Requirement: Retype the lines of the records verbatim, starting with the line that contains "Y-axis label: CFU×10³: CFU×10³: [357, 59, 366, 94]" and going on through the line that contains "Text: C: C: [364, 2, 371, 12]", both included.

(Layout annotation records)

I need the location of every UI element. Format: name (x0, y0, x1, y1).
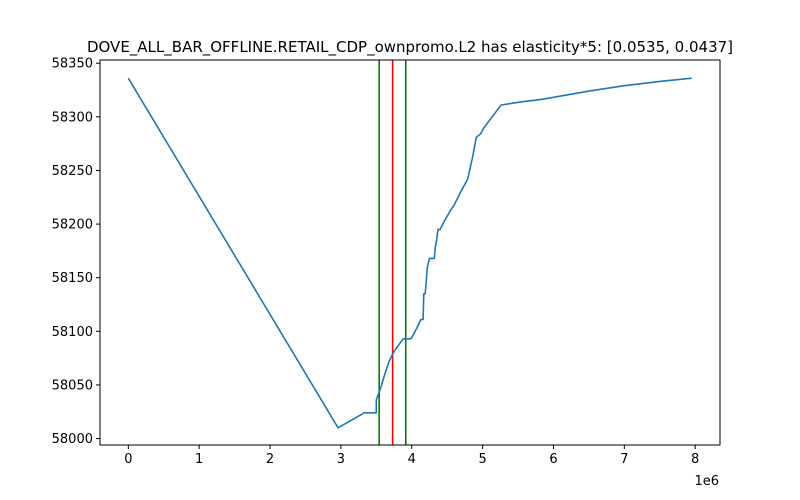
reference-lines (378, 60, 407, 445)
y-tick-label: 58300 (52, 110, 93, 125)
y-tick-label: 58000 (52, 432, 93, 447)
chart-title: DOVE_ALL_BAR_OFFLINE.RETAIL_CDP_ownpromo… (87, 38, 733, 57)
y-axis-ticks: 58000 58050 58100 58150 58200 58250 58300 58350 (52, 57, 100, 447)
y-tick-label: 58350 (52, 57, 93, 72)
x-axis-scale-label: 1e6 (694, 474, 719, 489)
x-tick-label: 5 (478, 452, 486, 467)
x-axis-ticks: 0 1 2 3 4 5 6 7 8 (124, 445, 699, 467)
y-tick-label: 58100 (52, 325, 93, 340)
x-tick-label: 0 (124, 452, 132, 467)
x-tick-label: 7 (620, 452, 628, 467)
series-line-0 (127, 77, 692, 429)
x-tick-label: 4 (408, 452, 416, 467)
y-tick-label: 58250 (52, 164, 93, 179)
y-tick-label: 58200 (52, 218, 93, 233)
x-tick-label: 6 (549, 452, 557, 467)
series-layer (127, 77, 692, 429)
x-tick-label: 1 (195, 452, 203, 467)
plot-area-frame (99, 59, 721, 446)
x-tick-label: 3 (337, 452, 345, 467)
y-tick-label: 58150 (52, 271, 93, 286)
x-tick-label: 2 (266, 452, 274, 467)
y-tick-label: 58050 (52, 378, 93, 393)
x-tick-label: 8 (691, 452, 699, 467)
---
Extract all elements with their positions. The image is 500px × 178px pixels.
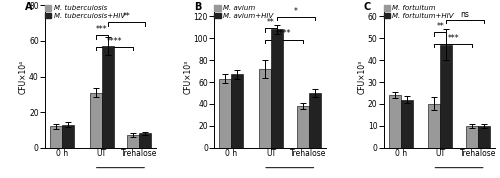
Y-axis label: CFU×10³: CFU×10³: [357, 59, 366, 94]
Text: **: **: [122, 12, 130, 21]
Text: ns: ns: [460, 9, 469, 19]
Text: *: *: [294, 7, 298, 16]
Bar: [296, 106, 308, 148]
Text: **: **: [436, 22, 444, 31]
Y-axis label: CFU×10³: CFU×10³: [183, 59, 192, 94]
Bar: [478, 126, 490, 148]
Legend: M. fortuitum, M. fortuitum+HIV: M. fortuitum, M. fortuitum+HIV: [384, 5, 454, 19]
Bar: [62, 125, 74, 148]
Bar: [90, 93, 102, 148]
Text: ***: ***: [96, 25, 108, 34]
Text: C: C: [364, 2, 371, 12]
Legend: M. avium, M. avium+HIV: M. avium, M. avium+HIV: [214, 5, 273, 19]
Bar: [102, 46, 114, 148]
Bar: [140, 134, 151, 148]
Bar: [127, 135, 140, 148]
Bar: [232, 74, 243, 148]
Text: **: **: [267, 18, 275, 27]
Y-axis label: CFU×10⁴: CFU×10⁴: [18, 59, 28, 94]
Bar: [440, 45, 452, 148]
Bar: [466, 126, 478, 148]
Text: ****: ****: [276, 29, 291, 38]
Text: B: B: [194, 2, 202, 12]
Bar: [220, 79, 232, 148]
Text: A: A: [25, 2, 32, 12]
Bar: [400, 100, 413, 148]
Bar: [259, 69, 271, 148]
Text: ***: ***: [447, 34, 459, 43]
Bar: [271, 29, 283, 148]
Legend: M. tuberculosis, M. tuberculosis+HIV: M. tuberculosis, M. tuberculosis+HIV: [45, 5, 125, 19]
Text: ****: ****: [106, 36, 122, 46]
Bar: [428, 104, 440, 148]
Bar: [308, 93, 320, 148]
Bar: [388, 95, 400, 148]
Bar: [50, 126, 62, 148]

Result for this exercise:
Y-axis label: CFU×10³: CFU×10³: [357, 59, 366, 94]
Text: **: **: [122, 12, 130, 21]
Text: ns: ns: [460, 9, 469, 19]
Text: *: *: [294, 7, 298, 16]
Bar: [296, 106, 308, 148]
Text: **: **: [436, 22, 444, 31]
Y-axis label: CFU×10³: CFU×10³: [183, 59, 192, 94]
Bar: [478, 126, 490, 148]
Legend: M. fortuitum, M. fortuitum+HIV: M. fortuitum, M. fortuitum+HIV: [384, 5, 454, 19]
Bar: [62, 125, 74, 148]
Bar: [90, 93, 102, 148]
Text: ***: ***: [96, 25, 108, 34]
Text: C: C: [364, 2, 371, 12]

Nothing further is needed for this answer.